### Input material
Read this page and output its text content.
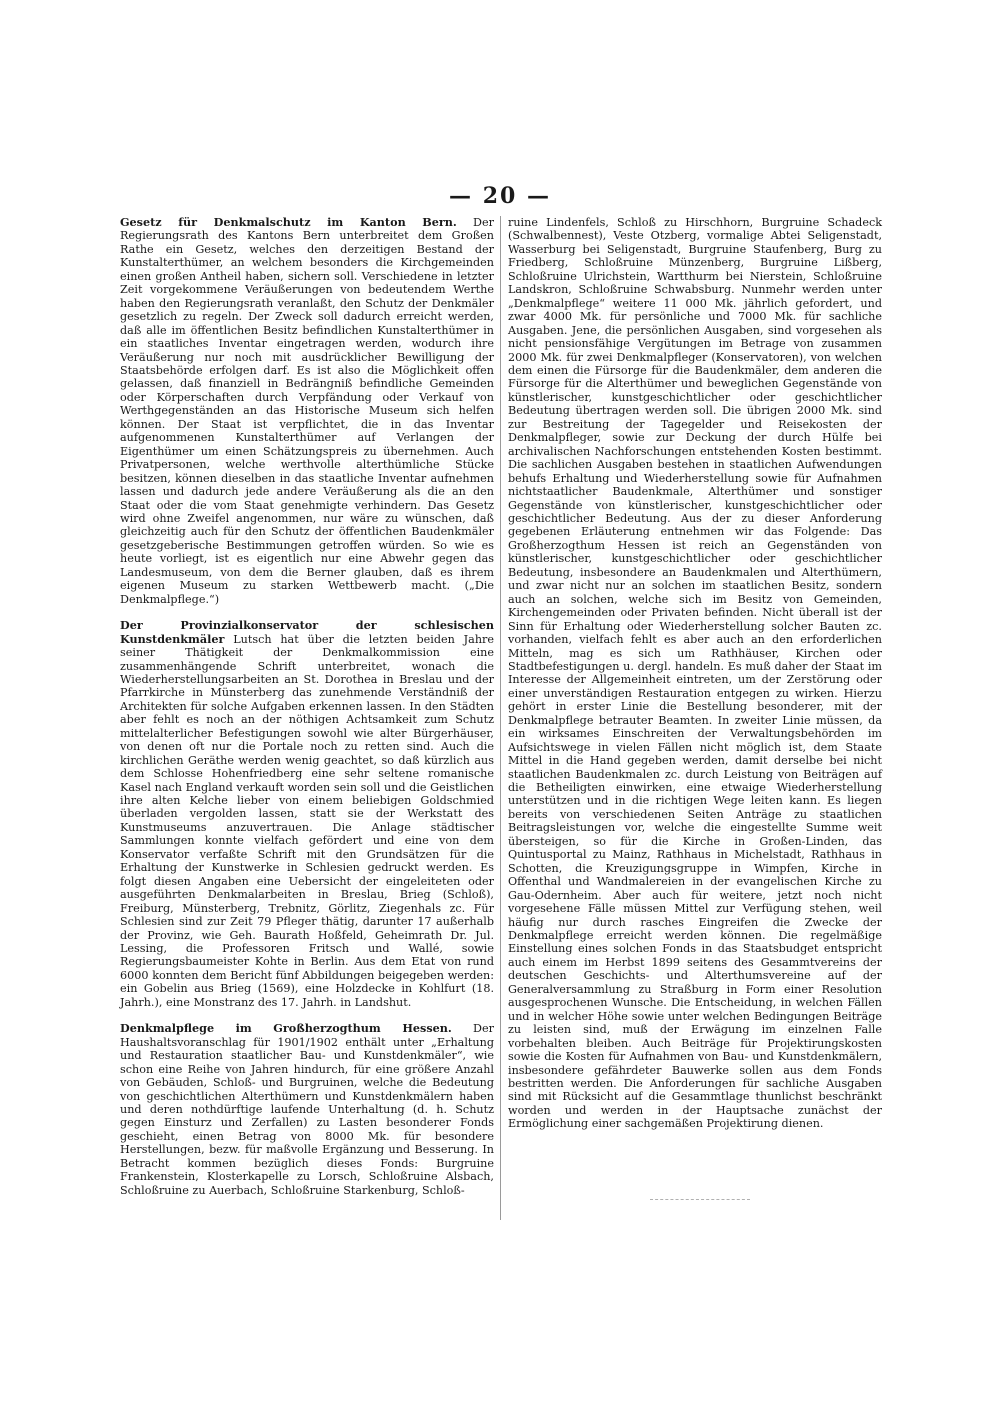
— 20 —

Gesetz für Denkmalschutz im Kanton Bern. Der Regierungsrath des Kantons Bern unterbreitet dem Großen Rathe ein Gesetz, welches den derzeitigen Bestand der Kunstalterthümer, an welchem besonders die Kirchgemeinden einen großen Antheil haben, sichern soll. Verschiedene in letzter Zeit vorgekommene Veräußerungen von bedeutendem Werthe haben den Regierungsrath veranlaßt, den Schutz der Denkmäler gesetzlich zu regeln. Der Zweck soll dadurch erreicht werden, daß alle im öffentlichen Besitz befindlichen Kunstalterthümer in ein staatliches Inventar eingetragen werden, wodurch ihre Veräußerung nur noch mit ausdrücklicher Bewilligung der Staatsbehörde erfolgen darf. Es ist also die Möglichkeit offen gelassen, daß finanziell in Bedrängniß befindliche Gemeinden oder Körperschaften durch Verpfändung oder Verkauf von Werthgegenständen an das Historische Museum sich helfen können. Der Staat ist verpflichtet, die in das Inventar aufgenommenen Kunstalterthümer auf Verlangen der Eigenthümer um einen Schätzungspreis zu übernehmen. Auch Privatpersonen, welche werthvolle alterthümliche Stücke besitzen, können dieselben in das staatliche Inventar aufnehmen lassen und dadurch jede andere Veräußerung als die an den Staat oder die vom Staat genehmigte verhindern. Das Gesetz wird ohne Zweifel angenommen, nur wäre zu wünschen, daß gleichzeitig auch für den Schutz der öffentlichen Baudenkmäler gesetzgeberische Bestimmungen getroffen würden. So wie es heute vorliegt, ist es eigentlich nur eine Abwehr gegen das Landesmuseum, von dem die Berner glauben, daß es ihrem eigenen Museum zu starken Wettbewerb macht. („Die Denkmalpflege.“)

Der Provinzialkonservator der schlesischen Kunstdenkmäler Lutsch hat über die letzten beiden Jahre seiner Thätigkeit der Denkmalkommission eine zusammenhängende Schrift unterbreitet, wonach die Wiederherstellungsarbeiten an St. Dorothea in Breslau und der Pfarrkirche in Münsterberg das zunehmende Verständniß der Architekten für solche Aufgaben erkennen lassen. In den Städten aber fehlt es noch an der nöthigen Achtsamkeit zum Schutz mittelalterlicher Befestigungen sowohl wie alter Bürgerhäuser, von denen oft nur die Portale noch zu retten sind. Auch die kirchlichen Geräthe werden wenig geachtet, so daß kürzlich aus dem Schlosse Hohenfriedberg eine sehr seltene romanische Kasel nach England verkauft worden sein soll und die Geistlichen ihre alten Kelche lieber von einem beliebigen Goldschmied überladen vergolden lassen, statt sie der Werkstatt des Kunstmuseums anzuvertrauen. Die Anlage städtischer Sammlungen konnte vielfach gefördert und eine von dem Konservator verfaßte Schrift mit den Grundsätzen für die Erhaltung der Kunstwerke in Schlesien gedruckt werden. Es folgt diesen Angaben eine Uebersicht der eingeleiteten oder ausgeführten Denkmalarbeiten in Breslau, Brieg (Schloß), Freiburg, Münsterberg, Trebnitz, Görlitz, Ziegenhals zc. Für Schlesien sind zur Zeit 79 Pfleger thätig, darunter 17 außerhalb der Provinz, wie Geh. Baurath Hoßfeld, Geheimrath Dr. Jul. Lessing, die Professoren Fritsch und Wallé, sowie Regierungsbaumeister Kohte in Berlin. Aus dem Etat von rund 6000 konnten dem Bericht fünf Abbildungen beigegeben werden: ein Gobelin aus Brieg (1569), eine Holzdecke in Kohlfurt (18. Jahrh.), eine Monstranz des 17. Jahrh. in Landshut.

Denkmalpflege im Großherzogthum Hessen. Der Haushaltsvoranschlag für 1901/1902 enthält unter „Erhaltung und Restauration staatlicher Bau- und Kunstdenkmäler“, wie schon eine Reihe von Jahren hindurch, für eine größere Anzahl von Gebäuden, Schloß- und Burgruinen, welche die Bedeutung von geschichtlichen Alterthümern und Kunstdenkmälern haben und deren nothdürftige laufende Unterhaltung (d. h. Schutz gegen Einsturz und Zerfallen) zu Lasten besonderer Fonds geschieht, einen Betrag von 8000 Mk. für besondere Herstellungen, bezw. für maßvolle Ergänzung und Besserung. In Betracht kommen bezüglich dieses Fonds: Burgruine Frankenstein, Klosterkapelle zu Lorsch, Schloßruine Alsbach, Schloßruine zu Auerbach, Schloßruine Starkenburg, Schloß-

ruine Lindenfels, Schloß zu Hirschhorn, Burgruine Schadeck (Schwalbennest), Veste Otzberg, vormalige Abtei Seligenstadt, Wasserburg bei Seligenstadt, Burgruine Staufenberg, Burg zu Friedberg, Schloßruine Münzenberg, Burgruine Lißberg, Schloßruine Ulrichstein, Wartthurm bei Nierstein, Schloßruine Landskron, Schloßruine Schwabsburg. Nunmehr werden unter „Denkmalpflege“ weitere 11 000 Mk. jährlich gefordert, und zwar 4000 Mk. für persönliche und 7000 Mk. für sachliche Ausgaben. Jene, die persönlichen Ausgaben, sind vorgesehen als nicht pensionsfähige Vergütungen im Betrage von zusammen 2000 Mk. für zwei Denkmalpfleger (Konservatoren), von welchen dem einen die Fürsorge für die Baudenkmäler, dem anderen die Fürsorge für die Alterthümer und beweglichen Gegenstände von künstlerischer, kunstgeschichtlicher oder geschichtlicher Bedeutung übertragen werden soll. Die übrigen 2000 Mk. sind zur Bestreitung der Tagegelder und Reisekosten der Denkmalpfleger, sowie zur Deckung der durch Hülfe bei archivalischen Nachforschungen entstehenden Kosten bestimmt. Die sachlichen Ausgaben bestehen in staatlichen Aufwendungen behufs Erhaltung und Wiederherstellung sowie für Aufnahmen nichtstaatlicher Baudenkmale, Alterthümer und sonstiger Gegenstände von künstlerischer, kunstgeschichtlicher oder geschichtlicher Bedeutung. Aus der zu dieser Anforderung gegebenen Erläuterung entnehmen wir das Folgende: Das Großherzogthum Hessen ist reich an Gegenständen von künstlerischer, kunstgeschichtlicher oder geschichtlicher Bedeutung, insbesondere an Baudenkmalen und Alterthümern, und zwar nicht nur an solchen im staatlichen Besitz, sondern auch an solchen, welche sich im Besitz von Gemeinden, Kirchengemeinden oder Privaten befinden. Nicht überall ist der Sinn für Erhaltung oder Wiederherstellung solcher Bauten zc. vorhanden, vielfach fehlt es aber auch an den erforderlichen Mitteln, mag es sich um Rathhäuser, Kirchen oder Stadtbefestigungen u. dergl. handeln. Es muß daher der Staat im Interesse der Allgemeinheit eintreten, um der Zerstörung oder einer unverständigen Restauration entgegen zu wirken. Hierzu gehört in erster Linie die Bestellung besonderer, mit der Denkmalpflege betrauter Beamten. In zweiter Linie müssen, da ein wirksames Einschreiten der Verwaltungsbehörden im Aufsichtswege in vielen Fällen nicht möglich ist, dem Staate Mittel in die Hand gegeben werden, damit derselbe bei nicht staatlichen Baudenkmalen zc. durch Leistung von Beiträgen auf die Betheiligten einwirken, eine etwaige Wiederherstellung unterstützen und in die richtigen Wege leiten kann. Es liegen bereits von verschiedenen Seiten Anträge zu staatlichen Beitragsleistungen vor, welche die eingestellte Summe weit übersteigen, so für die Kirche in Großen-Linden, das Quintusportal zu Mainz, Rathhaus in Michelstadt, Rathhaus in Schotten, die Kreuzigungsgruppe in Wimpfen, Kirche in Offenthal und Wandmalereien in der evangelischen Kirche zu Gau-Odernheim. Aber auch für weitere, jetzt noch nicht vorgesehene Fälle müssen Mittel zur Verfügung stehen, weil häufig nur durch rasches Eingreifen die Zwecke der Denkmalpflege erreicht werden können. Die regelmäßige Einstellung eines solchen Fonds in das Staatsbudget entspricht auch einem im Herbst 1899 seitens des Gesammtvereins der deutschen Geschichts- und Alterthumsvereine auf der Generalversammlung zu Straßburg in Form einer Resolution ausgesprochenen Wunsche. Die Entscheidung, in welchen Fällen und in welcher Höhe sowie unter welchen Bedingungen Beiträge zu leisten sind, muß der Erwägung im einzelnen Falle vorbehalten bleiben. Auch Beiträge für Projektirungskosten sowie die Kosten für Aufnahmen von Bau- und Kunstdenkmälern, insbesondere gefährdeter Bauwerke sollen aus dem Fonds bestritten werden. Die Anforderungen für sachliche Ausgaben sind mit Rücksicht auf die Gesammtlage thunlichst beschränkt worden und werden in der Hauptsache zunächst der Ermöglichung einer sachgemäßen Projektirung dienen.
==
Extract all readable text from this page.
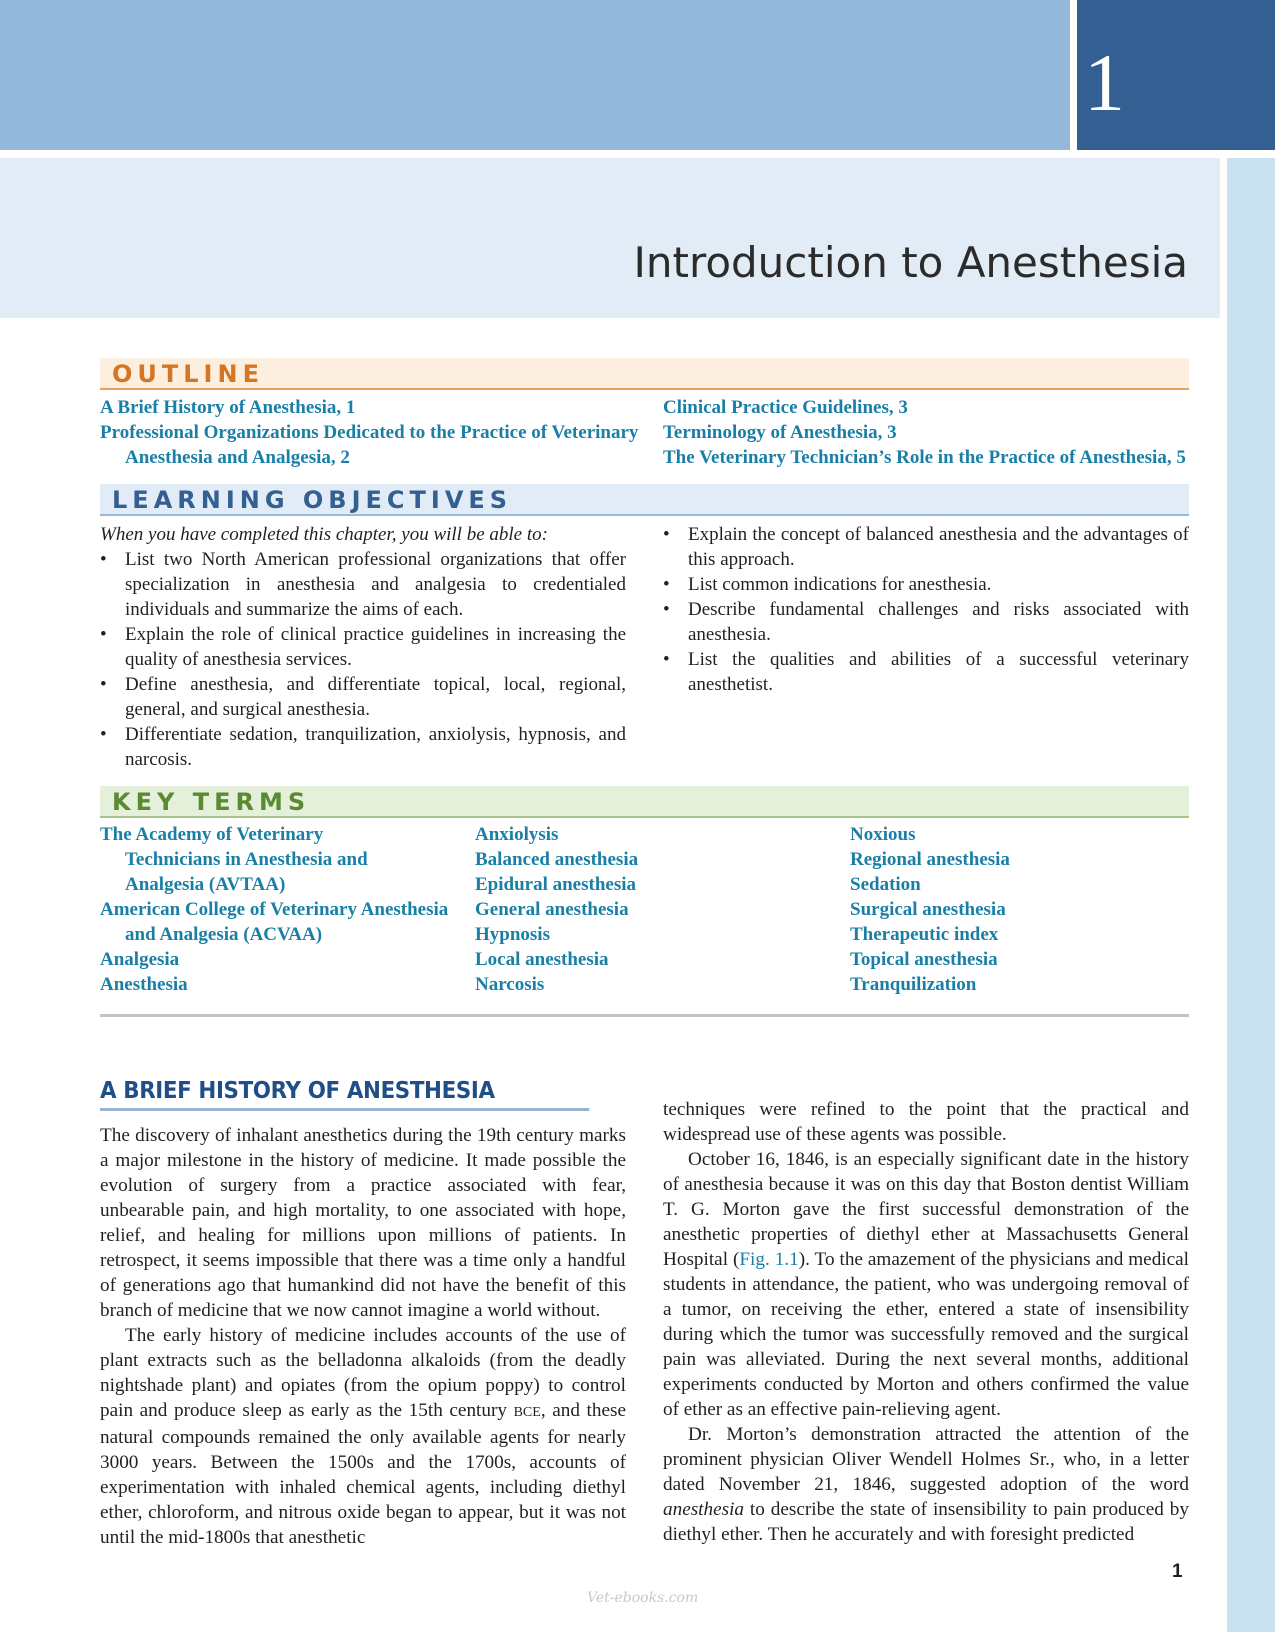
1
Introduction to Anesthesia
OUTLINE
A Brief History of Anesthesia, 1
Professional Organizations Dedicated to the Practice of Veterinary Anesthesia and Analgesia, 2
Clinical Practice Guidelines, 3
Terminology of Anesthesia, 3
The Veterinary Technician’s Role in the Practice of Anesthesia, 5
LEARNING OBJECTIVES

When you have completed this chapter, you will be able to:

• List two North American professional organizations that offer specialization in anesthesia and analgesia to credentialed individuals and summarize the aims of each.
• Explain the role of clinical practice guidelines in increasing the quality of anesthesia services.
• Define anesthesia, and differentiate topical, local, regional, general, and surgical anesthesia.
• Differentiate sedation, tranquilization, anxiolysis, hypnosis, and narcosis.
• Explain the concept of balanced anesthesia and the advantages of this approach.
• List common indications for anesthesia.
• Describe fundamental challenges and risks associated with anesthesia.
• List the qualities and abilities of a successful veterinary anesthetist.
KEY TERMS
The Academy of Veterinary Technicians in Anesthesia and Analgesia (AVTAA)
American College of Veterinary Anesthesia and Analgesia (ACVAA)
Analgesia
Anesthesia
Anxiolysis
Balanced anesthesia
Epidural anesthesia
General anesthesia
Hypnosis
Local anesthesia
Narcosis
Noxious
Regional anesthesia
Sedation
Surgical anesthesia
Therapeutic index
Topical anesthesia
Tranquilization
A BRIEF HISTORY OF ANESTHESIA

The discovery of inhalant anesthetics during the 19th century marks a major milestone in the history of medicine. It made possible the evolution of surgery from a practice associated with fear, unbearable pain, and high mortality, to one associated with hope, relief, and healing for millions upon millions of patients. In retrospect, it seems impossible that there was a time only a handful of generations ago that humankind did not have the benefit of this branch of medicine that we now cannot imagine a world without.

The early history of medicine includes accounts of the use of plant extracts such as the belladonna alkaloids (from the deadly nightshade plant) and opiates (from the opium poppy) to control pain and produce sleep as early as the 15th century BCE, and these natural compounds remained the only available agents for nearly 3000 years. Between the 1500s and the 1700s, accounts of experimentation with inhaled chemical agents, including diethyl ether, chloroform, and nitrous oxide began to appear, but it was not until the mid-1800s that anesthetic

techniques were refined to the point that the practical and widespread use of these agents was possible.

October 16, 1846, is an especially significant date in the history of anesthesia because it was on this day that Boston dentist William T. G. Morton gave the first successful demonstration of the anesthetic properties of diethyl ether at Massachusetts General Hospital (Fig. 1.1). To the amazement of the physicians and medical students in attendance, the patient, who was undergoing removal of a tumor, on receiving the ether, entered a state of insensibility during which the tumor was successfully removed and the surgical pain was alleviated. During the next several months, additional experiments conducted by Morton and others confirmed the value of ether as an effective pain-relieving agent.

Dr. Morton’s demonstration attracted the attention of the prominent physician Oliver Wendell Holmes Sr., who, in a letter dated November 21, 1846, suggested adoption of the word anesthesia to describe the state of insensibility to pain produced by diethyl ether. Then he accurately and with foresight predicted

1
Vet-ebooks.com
...
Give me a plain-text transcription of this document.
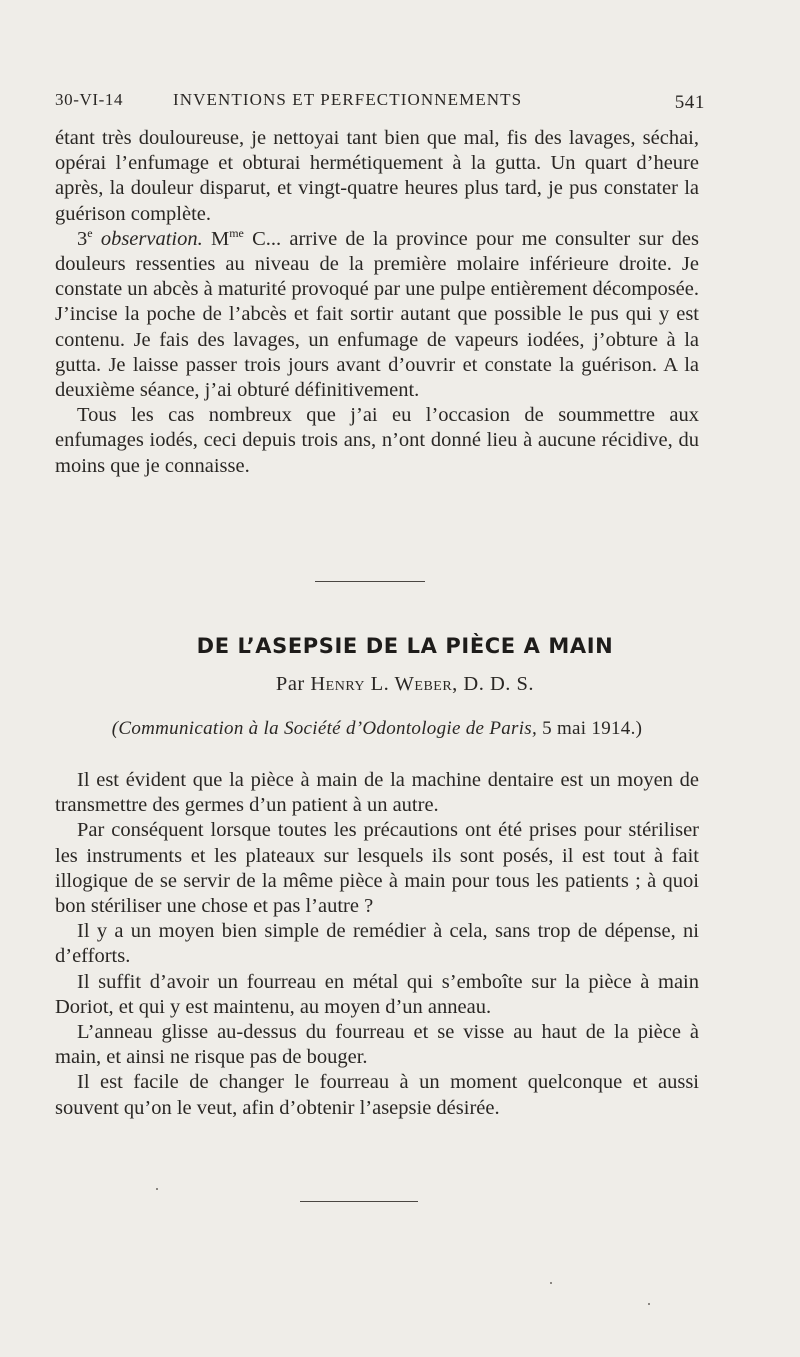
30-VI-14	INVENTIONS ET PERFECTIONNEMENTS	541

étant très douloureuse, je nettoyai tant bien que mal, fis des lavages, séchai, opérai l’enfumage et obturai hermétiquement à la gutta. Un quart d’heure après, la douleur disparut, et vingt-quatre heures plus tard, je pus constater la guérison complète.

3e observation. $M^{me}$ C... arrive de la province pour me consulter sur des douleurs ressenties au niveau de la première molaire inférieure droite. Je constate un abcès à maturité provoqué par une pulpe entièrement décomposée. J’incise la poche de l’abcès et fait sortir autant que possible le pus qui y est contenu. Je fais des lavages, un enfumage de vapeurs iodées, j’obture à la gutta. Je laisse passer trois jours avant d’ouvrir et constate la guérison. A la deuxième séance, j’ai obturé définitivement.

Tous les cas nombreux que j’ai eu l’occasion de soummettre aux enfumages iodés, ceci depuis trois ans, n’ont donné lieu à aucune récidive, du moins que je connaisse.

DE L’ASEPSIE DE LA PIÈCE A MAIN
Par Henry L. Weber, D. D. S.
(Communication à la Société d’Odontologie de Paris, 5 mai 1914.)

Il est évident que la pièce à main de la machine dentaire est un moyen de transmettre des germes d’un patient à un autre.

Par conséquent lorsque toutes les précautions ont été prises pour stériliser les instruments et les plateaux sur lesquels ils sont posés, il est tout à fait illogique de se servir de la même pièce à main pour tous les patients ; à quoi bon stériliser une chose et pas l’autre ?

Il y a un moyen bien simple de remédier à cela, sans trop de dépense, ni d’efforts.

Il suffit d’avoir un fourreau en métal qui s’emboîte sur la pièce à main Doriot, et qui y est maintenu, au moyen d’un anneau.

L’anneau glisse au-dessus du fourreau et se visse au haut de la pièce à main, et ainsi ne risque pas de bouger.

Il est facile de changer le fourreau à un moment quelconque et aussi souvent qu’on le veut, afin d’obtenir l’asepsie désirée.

### Exercise goal
Scan the data, and report each line that uses the word "page".

### Task output
Read this page and output its text content.
Extract all readable text from this page.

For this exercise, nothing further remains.